Carry none of the pictures over; set down the material below exactly.

[Dataset records]
++++++

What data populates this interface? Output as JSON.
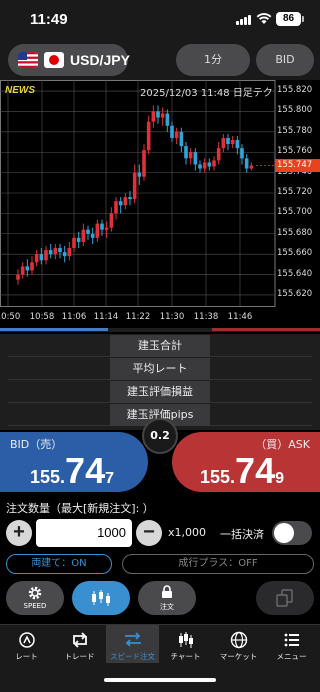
{
  "status_bar": {
    "time": "11:49",
    "battery": "86"
  },
  "header": {
    "pair": "USD/JPY",
    "timeframe": "1分",
    "price_side": "BID"
  },
  "chart_data": {
    "type": "candlestick",
    "news_label": "NEWS",
    "info": "2025/12/03 11:48 日足テク",
    "y_ticks": [
      "155.820",
      "155.800",
      "155.780",
      "155.760",
      "155.740",
      "155.720",
      "155.700",
      "155.680",
      "155.660",
      "155.640",
      "155.620"
    ],
    "x_ticks": [
      "10:50",
      "10:58",
      "11:06",
      "11:14",
      "11:22",
      "11:30",
      "11:38",
      "11:46"
    ],
    "ylim": [
      155.615,
      155.825
    ],
    "current_price": "155.747",
    "candles": [
      [
        155.635,
        155.64,
        155.63,
        155.645
      ],
      [
        155.64,
        155.648,
        155.636,
        155.652
      ],
      [
        155.648,
        155.644,
        155.638,
        155.655
      ],
      [
        155.644,
        155.652,
        155.64,
        155.658
      ],
      [
        155.652,
        155.66,
        155.648,
        155.664
      ],
      [
        155.66,
        155.654,
        155.65,
        155.666
      ],
      [
        155.654,
        155.664,
        155.65,
        155.668
      ],
      [
        155.664,
        155.66,
        155.656,
        155.67
      ],
      [
        155.66,
        155.666,
        155.655,
        155.67
      ],
      [
        155.666,
        155.662,
        155.656,
        155.67
      ],
      [
        155.662,
        155.658,
        155.652,
        155.668
      ],
      [
        155.658,
        155.666,
        155.654,
        155.672
      ],
      [
        155.666,
        155.676,
        155.662,
        155.68
      ],
      [
        155.676,
        155.672,
        155.666,
        155.682
      ],
      [
        155.672,
        155.684,
        155.668,
        155.69
      ],
      [
        155.684,
        155.68,
        155.674,
        155.688
      ],
      [
        155.68,
        155.676,
        155.67,
        155.686
      ],
      [
        155.676,
        155.69,
        155.672,
        155.694
      ],
      [
        155.69,
        155.684,
        155.678,
        155.694
      ],
      [
        155.684,
        155.686,
        155.676,
        155.692
      ],
      [
        155.686,
        155.7,
        155.682,
        155.706
      ],
      [
        155.7,
        155.712,
        155.694,
        155.716
      ],
      [
        155.712,
        155.708,
        155.7,
        155.716
      ],
      [
        155.708,
        155.716,
        155.704,
        155.72
      ],
      [
        155.716,
        155.714,
        155.708,
        155.722
      ],
      [
        155.714,
        155.74,
        155.71,
        155.748
      ],
      [
        155.74,
        155.736,
        155.728,
        155.748
      ],
      [
        155.736,
        155.762,
        155.732,
        155.768
      ],
      [
        155.762,
        155.79,
        155.758,
        155.796
      ],
      [
        155.79,
        155.8,
        155.784,
        155.806
      ],
      [
        155.8,
        155.794,
        155.788,
        155.806
      ],
      [
        155.794,
        155.798,
        155.786,
        155.804
      ],
      [
        155.798,
        155.786,
        155.78,
        155.802
      ],
      [
        155.786,
        155.774,
        155.77,
        155.79
      ],
      [
        155.774,
        155.78,
        155.768,
        155.784
      ],
      [
        155.78,
        155.766,
        155.76,
        155.784
      ],
      [
        155.766,
        155.754,
        155.748,
        155.77
      ],
      [
        155.754,
        155.76,
        155.748,
        155.764
      ],
      [
        155.76,
        155.748,
        155.742,
        155.764
      ],
      [
        155.748,
        155.744,
        155.74,
        155.752
      ],
      [
        155.744,
        155.75,
        155.74,
        155.754
      ],
      [
        155.75,
        155.746,
        155.742,
        155.754
      ],
      [
        155.746,
        155.752,
        155.742,
        155.756
      ],
      [
        155.752,
        155.764,
        155.748,
        155.77
      ],
      [
        155.764,
        155.774,
        155.76,
        155.778
      ],
      [
        155.774,
        155.768,
        155.762,
        155.778
      ],
      [
        155.768,
        155.772,
        155.764,
        155.776
      ],
      [
        155.772,
        155.764,
        155.758,
        155.776
      ],
      [
        155.764,
        155.754,
        155.748,
        155.768
      ],
      [
        155.754,
        155.744,
        155.74,
        155.758
      ],
      [
        155.744,
        155.747,
        155.742,
        155.75
      ]
    ]
  },
  "stats": {
    "items": [
      "建玉合計",
      "平均レート",
      "建玉評価損益",
      "建玉評価pips"
    ]
  },
  "bid": {
    "label": "BID（売）",
    "pre": "155.",
    "big": "74",
    "small": "7"
  },
  "ask": {
    "label": "（買）ASK",
    "pre": "155.",
    "big": "74",
    "small": "9"
  },
  "spread": "0.2",
  "order": {
    "qty_label": "注文数量（最大[新規注文]: ）",
    "qty_value": "1000",
    "multiplier": "x1,000",
    "bulk_label": "一括決済",
    "both_label": "両建て：ON",
    "market_label": "成行プラス：OFF"
  },
  "actions": {
    "speed": "SPEED",
    "order": "注文"
  },
  "nav": {
    "items": [
      "レート",
      "トレード",
      "スピード注文",
      "チャート",
      "マーケット",
      "メニュー"
    ]
  },
  "colors": {
    "bid": "#2c5ea8",
    "ask": "#b93535",
    "up": "#e0303a",
    "down": "#2fa4d8",
    "accent": "#3a8fd0"
  }
}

++++++

## WRITTEN RESPONSE
What data populates this interface? Output as JSON.
{
  "status_bar": {
    "time": "11:49",
    "battery": "86"
  },
  "header": {
    "pair": "USD/JPY",
    "timeframe": "1分",
    "price_side": "BID"
  },
  "chart_data": {
    "type": "candlestick",
    "news_label": "NEWS",
    "info": "2025/12/03 11:48 日足テク",
    "y_ticks": [
      "155.820",
      "155.800",
      "155.780",
      "155.760",
      "155.740",
      "155.720",
      "155.700",
      "155.680",
      "155.660",
      "155.640",
      "155.620"
    ],
    "x_ticks": [
      "10:50",
      "10:58",
      "11:06",
      "11:14",
      "11:22",
      "11:30",
      "11:38",
      "11:46"
    ],
    "ylim": [
      155.615,
      155.825
    ],
    "current_price": "155.747",
    "candles": [
      [
        155.635,
        155.64,
        155.63,
        155.645
      ],
      [
        155.64,
        155.648,
        155.636,
        155.652
      ],
      [
        155.648,
        155.644,
        155.638,
        155.655
      ],
      [
        155.644,
        155.652,
        155.64,
        155.658
      ],
      [
        155.652,
        155.66,
        155.648,
        155.664
      ],
      [
        155.66,
        155.654,
        155.65,
        155.666
      ],
      [
        155.654,
        155.664,
        155.65,
        155.668
      ],
      [
        155.664,
        155.66,
        155.656,
        155.67
      ],
      [
        155.66,
        155.666,
        155.655,
        155.67
      ],
      [
        155.666,
        155.662,
        155.656,
        155.67
      ],
      [
        155.662,
        155.658,
        155.652,
        155.668
      ],
      [
        155.658,
        155.666,
        155.654,
        155.672
      ],
      [
        155.666,
        155.676,
        155.662,
        155.68
      ],
      [
        155.676,
        155.672,
        155.666,
        155.682
      ],
      [
        155.672,
        155.684,
        155.668,
        155.69
      ],
      [
        155.684,
        155.68,
        155.674,
        155.688
      ],
      [
        155.68,
        155.676,
        155.67,
        155.686
      ],
      [
        155.676,
        155.69,
        155.672,
        155.694
      ],
      [
        155.69,
        155.684,
        155.678,
        155.694
      ],
      [
        155.684,
        155.686,
        155.676,
        155.692
      ],
      [
        155.686,
        155.7,
        155.682,
        155.706
      ],
      [
        155.7,
        155.712,
        155.694,
        155.716
      ],
      [
        155.712,
        155.708,
        155.7,
        155.716
      ],
      [
        155.708,
        155.716,
        155.704,
        155.72
      ],
      [
        155.716,
        155.714,
        155.708,
        155.722
      ],
      [
        155.714,
        155.74,
        155.71,
        155.748
      ],
      [
        155.74,
        155.736,
        155.728,
        155.748
      ],
      [
        155.736,
        155.762,
        155.732,
        155.768
      ],
      [
        155.762,
        155.79,
        155.758,
        155.796
      ],
      [
        155.79,
        155.8,
        155.784,
        155.806
      ],
      [
        155.8,
        155.794,
        155.788,
        155.806
      ],
      [
        155.794,
        155.798,
        155.786,
        155.804
      ],
      [
        155.798,
        155.786,
        155.78,
        155.802
      ],
      [
        155.786,
        155.774,
        155.77,
        155.79
      ],
      [
        155.774,
        155.78,
        155.768,
        155.784
      ],
      [
        155.78,
        155.766,
        155.76,
        155.784
      ],
      [
        155.766,
        155.754,
        155.748,
        155.77
      ],
      [
        155.754,
        155.76,
        155.748,
        155.764
      ],
      [
        155.76,
        155.748,
        155.742,
        155.764
      ],
      [
        155.748,
        155.744,
        155.74,
        155.752
      ],
      [
        155.744,
        155.75,
        155.74,
        155.754
      ],
      [
        155.75,
        155.746,
        155.742,
        155.754
      ],
      [
        155.746,
        155.752,
        155.742,
        155.756
      ],
      [
        155.752,
        155.764,
        155.748,
        155.77
      ],
      [
        155.764,
        155.774,
        155.76,
        155.778
      ],
      [
        155.774,
        155.768,
        155.762,
        155.778
      ],
      [
        155.768,
        155.772,
        155.764,
        155.776
      ],
      [
        155.772,
        155.764,
        155.758,
        155.776
      ],
      [
        155.764,
        155.754,
        155.748,
        155.768
      ],
      [
        155.754,
        155.744,
        155.74,
        155.758
      ],
      [
        155.744,
        155.747,
        155.742,
        155.75
      ]
    ]
  },
  "stats": {
    "items": [
      "建玉合計",
      "平均レート",
      "建玉評価損益",
      "建玉評価pips"
    ]
  },
  "bid": {
    "label": "BID（売）",
    "pre": "155.",
    "big": "74",
    "small": "7"
  },
  "ask": {
    "label": "（買）ASK",
    "pre": "155.",
    "big": "74",
    "small": "9"
  },
  "spread": "0.2",
  "order": {
    "qty_label": "注文数量（最大[新規注文]: ）",
    "qty_value": "1000",
    "multiplier": "x1,000",
    "bulk_label": "一括決済",
    "both_label": "両建て：ON",
    "market_label": "成行プラス：OFF"
  },
  "actions": {
    "speed": "SPEED",
    "order": "注文"
  },
  "nav": {
    "items": [
      "レート",
      "トレード",
      "スピード注文",
      "チャート",
      "マーケット",
      "メニュー"
    ]
  },
  "colors": {
    "bid": "#2c5ea8",
    "ask": "#b93535",
    "up": "#e0303a",
    "down": "#2fa4d8",
    "accent": "#3a8fd0"
  }
}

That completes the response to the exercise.